Kutipan Teks:
++++
Duhai, jumpa memang sering menjadi awal terbukanya pembatas-pembatas diri kita satu sama lain. Sejak mengawali obrolan santai yang penuh basa-basi, obrolan kami terus berlanjut. Hingga beberapa saat kemudian suasana berubah menjadi lebih nyaman. Entah mengapa secara sadar, kami mulai membuka satu per satu ruang yang selama ini menjadi agak rahasia, yang sebenarnya tidak pernah tersentuh publik. Namun, hari itu dengan gamblang kami membeberkan semua drama-drama hidup yang pernah di alami. Tentang kegagalan, aib-aib lama, kesalahan-kesalahan kecil dan besar yang pernah dilakukan, kelemahan-kelemahan, juga ketakutan-ketakutan kami pada banyak hal dalam kehidupan ini. Dengan polos kami menjadi dua insan yang sedang memadukan pengalaman hidupnya penuh kejujuran.

Dari panjangnya obrolan kami, atas semua kejujuran yang dibuka olehnya. Akhirnya aku melihat dan menemukan bahwa seorang akhwat tangguh yang selama ini betapa sangat kukagumi, ternyata tetaplah seorang manusia biasa yang mustahil tanpa cela. Perjumpaan dan perkenalan ternyata sedikit merubah kondisi kami dari yang sebelumnya. Saat ketidaktahuan luruh oleh obrolan nyaman yang memanjang, lalu berakhir dengan saling mengetahui dan memaklumi satu sama lain. Bukan ajang berkeluh kesah, bukan pula bermaksud menyebar aib-aib satu sama lain, yang terjadi hari itu adalah berbagi kisah agar satu sama lain bisa mengambil hikmah dan ibroh.

Realita tidak selalu sesuai dengan ekspektasi, perjumpaan sering membuatku menyadari dengan baik hal tersebut. Sebaik mata memandang pun sebaik pemikiran kita terhadap apa-apa yang kita anggap terlalu mudah bagi orang lain. Nyatanya, dibalik itu ada sebuah kebenaran yang mampu menampar kita. Ialah; perihal tabir-tabir yang dibangun untuk menutupi diri kita yang sebenarnya dari hadapan khalayak.
++++
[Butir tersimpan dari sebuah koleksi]
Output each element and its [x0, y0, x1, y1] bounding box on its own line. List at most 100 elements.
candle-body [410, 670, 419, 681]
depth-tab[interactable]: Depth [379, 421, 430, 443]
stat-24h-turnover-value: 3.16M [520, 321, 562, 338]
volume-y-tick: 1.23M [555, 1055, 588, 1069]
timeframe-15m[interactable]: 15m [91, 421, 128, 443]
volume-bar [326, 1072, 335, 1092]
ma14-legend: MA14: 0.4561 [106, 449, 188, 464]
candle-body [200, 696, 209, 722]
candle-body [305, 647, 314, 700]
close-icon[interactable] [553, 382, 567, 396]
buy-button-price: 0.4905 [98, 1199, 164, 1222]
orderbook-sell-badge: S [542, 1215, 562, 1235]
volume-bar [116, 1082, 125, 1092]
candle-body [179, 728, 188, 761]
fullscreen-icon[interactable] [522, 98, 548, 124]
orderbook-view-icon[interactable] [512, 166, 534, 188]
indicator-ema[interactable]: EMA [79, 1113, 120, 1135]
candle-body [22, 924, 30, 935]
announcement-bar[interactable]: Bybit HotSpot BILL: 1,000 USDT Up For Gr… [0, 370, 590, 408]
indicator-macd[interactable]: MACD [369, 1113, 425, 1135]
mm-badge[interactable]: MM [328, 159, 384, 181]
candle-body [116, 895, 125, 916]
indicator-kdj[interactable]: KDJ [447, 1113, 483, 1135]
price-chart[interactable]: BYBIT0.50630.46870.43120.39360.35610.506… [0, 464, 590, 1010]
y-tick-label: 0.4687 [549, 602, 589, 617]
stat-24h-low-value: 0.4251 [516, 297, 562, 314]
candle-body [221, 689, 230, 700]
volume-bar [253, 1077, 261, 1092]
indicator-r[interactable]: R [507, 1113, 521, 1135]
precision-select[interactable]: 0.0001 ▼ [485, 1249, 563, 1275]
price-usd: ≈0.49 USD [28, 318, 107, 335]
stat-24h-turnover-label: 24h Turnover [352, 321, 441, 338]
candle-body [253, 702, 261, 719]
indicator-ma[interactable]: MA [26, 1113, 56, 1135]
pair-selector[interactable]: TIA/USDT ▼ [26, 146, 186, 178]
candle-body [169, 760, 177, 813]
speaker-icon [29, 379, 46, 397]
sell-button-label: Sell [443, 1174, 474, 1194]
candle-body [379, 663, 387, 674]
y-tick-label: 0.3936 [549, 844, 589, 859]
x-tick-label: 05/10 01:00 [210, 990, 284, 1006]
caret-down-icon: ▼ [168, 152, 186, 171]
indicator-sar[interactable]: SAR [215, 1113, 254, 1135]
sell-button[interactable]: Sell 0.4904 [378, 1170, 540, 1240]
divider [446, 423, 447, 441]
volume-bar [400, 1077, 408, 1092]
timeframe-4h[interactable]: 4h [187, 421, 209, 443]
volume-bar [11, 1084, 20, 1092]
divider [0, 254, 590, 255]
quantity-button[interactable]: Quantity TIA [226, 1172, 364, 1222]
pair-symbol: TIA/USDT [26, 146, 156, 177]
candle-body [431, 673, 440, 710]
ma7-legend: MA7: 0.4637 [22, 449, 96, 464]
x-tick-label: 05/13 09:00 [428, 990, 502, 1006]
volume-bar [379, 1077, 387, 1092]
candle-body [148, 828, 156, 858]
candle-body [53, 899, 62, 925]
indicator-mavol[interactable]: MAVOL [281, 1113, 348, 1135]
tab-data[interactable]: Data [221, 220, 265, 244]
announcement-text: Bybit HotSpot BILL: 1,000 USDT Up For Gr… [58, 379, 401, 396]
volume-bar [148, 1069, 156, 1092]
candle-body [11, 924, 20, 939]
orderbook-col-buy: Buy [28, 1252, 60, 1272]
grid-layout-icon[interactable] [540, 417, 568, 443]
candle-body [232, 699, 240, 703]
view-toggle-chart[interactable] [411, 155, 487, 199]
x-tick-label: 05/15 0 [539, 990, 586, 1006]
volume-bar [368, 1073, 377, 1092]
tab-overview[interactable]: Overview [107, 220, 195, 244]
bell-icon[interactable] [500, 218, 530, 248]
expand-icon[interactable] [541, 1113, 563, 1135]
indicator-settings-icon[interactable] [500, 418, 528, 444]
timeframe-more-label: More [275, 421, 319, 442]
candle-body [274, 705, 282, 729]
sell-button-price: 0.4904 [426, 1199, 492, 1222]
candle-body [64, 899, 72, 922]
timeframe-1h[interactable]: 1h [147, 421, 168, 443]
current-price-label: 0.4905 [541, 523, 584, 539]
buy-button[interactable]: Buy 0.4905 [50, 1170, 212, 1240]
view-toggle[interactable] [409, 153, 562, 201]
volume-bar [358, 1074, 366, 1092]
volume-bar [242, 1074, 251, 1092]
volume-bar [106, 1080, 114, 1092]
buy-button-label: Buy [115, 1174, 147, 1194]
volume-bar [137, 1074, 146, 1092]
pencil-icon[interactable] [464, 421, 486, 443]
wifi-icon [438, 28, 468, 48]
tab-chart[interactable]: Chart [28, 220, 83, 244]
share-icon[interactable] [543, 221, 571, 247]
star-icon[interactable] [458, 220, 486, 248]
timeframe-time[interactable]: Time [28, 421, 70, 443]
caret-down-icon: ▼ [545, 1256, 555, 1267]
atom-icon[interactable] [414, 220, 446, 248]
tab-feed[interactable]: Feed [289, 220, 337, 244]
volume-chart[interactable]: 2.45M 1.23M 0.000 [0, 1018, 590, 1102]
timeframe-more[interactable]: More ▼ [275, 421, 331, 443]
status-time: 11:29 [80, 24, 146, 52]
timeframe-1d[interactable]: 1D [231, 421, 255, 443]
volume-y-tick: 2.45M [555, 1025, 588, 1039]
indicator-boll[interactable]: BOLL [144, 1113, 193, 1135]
++++
Tujuan A: Ketik ulang bagian kutipan tentang perjumpaan di atas, mulai dari "Dari panjangnya obrolan" sampai dengan "hikmah dan ibroh.".
Tujuan B: Menurut kutipan tentang perjumpaan, apa yang terjadi hari itu jika bukan ajang berkeluh kesah atau menyebar aib?

Penyelesaian A:
Dari panjangnya obrolan kami, atas semua kejujuran yang dibuka olehnya. Akhirnya aku melihat dan menemukan bahwa seorang akhwat tangguh yang selama ini betapa sangat kukagumi, ternyata tetaplah seorang manusia biasa yang mustahil tanpa cela. Perjumpaan dan perkenalan ternyata sedikit merubah kondisi kami dari yang sebelumnya. Saat ketidaktahuan luruh oleh obrolan nyaman yang memanjang, lalu berakhir dengan saling mengetahui dan memaklumi satu sama lain. Bukan ajang berkeluh kesah, bukan pula bermaksud menyebar aib-aib satu sama lain, yang terjadi hari itu adalah berbagi kisah agar satu sama lain bisa mengambil hikmah dan ibroh.

Penyelesaian B: Berbagi kisah agar satu sama lain bisa mengambil hikmah dan ibroh.